### [EXERCISE GOAL]
Go over the entries below line by line, copying each one that contains the word "neuronal".

### [DATASET EXTRACT]

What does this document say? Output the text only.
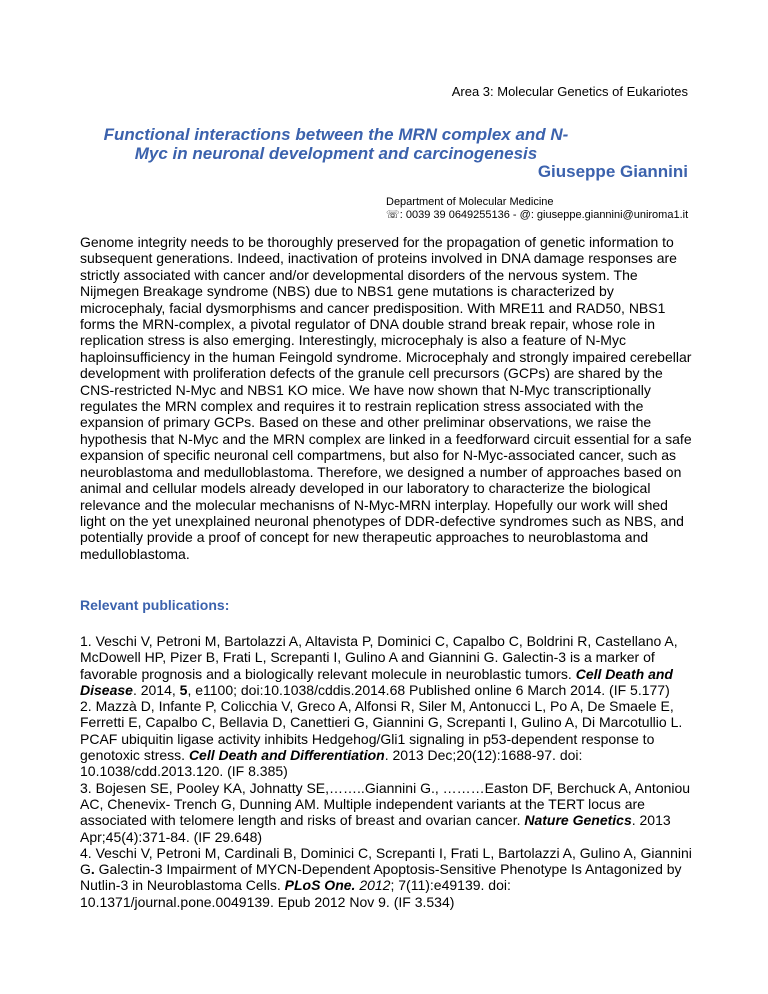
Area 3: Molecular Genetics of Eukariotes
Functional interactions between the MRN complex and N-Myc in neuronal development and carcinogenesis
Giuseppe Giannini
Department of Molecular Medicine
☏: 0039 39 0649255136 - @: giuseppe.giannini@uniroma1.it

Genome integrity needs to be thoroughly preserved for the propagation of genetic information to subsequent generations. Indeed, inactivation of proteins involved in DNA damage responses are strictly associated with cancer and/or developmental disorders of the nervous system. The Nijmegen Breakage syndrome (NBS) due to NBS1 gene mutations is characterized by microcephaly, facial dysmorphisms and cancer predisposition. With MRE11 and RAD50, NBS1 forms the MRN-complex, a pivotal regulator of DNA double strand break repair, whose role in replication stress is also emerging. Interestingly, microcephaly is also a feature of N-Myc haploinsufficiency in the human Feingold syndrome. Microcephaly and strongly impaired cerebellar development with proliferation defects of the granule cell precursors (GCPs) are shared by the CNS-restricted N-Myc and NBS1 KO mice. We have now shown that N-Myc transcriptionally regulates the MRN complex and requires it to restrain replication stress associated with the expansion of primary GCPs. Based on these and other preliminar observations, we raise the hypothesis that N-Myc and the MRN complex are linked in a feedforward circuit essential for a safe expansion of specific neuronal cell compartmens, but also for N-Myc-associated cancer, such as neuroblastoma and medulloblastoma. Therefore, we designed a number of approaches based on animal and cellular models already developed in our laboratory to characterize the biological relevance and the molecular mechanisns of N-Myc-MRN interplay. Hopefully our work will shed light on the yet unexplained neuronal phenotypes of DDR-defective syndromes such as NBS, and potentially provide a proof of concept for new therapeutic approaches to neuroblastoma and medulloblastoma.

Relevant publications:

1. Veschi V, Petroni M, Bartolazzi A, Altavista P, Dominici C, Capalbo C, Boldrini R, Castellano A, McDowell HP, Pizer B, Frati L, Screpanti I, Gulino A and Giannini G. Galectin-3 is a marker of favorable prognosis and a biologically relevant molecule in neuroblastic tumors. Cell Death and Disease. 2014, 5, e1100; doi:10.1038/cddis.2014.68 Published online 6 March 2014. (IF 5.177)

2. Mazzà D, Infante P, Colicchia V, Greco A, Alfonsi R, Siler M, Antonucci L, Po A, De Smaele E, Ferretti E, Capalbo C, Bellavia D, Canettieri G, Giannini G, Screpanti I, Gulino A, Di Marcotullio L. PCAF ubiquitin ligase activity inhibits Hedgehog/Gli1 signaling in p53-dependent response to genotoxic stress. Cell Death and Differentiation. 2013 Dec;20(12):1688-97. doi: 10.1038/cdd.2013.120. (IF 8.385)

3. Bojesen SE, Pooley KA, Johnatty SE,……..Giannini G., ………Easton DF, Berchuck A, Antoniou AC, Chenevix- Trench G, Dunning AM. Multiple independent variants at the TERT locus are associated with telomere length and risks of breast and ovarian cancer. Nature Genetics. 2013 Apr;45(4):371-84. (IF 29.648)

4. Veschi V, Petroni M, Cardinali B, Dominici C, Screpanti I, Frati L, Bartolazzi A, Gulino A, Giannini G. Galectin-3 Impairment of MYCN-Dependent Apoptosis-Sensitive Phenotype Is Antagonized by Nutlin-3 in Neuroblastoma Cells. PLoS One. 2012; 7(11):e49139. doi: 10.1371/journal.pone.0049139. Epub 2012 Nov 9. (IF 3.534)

### [RESPONSE]
Functional interactions between the MRN complex and N-Myc in neuronal development and carcinogenesis
Genome integrity needs to be thoroughly preserved for the propagation of genetic information to subsequent generations. Indeed, inactivation of proteins involved in DNA damage responses are strictly associated with cancer and/or developmental disorders of the nervous system. The Nijmegen Breakage syndrome (NBS) due to NBS1 gene mutations is characterized by microcephaly, facial dysmorphisms and cancer predisposition. With MRE11 and RAD50, NBS1 forms the MRN-complex, a pivotal regulator of DNA double strand break repair, whose role in replication stress is also emerging. Interestingly, microcephaly is also a feature of N-Myc haploinsufficiency in the human Feingold syndrome. Microcephaly and strongly impaired cerebellar development with proliferation defects of the granule cell precursors (GCPs) are shared by the CNS-restricted N-Myc and NBS1 KO mice. We have now shown that N-Myc transcriptionally regulates the MRN complex and requires it to restrain replication stress associated with the expansion of primary GCPs. Based on these and other preliminar observations, we raise the hypothesis that N-Myc and the MRN complex are linked in a feedforward circuit essential for a safe expansion of specific neuronal cell compartmens, but also for N-Myc-associated cancer, such as neuroblastoma and medulloblastoma. Therefore, we designed a number of approaches based on animal and cellular models already developed in our laboratory to characterize the biological relevance and the molecular mechanisns of N-Myc-MRN interplay. Hopefully our work will shed light on the yet unexplained neuronal phenotypes of DDR-defective syndromes such as NBS, and potentially provide a proof of concept for new therapeutic approaches to neuroblastoma and medulloblastoma.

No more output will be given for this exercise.